[Records]

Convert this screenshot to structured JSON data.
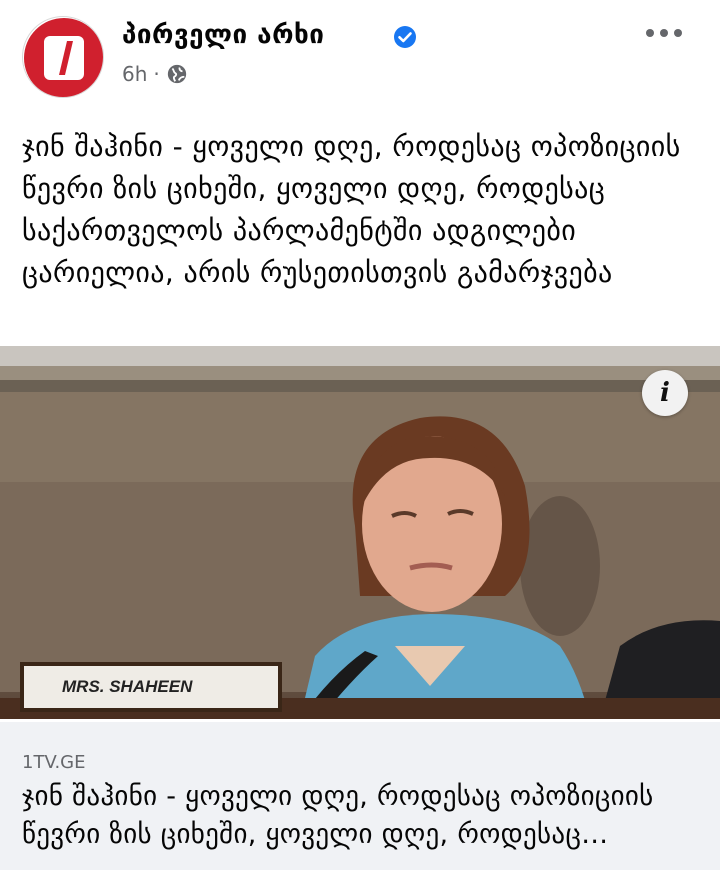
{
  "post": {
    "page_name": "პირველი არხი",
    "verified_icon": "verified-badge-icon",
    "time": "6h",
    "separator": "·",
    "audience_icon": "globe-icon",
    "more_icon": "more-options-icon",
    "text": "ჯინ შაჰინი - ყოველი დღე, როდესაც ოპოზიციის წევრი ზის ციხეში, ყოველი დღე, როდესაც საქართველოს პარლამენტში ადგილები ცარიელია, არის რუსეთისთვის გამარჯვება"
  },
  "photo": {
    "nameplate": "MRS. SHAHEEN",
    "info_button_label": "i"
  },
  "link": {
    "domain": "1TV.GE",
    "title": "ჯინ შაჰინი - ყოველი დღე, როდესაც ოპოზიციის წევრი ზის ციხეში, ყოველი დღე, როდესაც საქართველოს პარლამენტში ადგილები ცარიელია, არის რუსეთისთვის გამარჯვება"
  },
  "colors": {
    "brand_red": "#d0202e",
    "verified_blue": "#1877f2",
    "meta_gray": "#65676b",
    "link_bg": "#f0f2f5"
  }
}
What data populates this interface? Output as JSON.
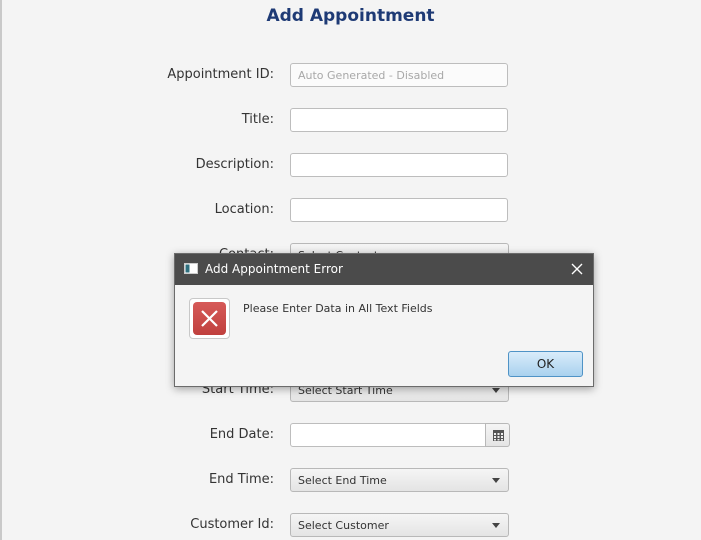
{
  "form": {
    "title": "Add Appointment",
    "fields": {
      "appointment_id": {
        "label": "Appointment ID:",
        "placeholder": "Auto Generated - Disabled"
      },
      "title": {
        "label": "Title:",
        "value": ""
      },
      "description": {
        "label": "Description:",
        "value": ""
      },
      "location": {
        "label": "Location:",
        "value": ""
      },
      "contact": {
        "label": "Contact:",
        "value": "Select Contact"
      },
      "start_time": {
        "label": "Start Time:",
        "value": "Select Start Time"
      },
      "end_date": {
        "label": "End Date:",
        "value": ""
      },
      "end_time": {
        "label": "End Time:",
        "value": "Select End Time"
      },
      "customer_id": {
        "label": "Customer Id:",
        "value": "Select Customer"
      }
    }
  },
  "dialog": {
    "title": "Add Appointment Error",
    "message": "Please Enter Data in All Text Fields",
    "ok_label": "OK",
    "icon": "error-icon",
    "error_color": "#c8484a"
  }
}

[What to produce]
Transcribe the whole listing, character for character, but not its images.

[Task result]
Convert this screenshot to structured JSON data.
{
  "post": {
    "page_name": "პირველი არხი",
    "verified_icon": "verified-badge-icon",
    "time": "6h",
    "separator": "·",
    "audience_icon": "globe-icon",
    "more_icon": "more-options-icon",
    "text": "ჯინ შაჰინი - ყოველი დღე, როდესაც ოპოზიციის წევრი ზის ციხეში, ყოველი დღე, როდესაც საქართველოს პარლამენტში ადგილები ცარიელია, არის რუსეთისთვის გამარჯვება"
  },
  "photo": {
    "nameplate": "MRS. SHAHEEN",
    "info_button_label": "i"
  },
  "link": {
    "domain": "1TV.GE",
    "title": "ჯინ შაჰინი - ყოველი დღე, როდესაც ოპოზიციის წევრი ზის ციხეში, ყოველი დღე, როდესაც საქართველოს პარლამენტში ადგილები ცარიელია, არის რუსეთისთვის გამარჯვება"
  },
  "colors": {
    "brand_red": "#d0202e",
    "verified_blue": "#1877f2",
    "meta_gray": "#65676b",
    "link_bg": "#f0f2f5"
  }
}
What data populates this interface? Output as JSON.
{
  "form": {
    "title": "Add Appointment",
    "fields": {
      "appointment_id": {
        "label": "Appointment ID:",
        "placeholder": "Auto Generated - Disabled"
      },
      "title": {
        "label": "Title:",
        "value": ""
      },
      "description": {
        "label": "Description:",
        "value": ""
      },
      "location": {
        "label": "Location:",
        "value": ""
      },
      "contact": {
        "label": "Contact:",
        "value": "Select Contact"
      },
      "start_time": {
        "label": "Start Time:",
        "value": "Select Start Time"
      },
      "end_date": {
        "label": "End Date:",
        "value": ""
      },
      "end_time": {
        "label": "End Time:",
        "value": "Select End Time"
      },
      "customer_id": {
        "label": "Customer Id:",
        "value": "Select Customer"
      }
    }
  },
  "dialog": {
    "title": "Add Appointment Error",
    "message": "Please Enter Data in All Text Fields",
    "ok_label": "OK",
    "icon": "error-icon",
    "error_color": "#c8484a"
  }
}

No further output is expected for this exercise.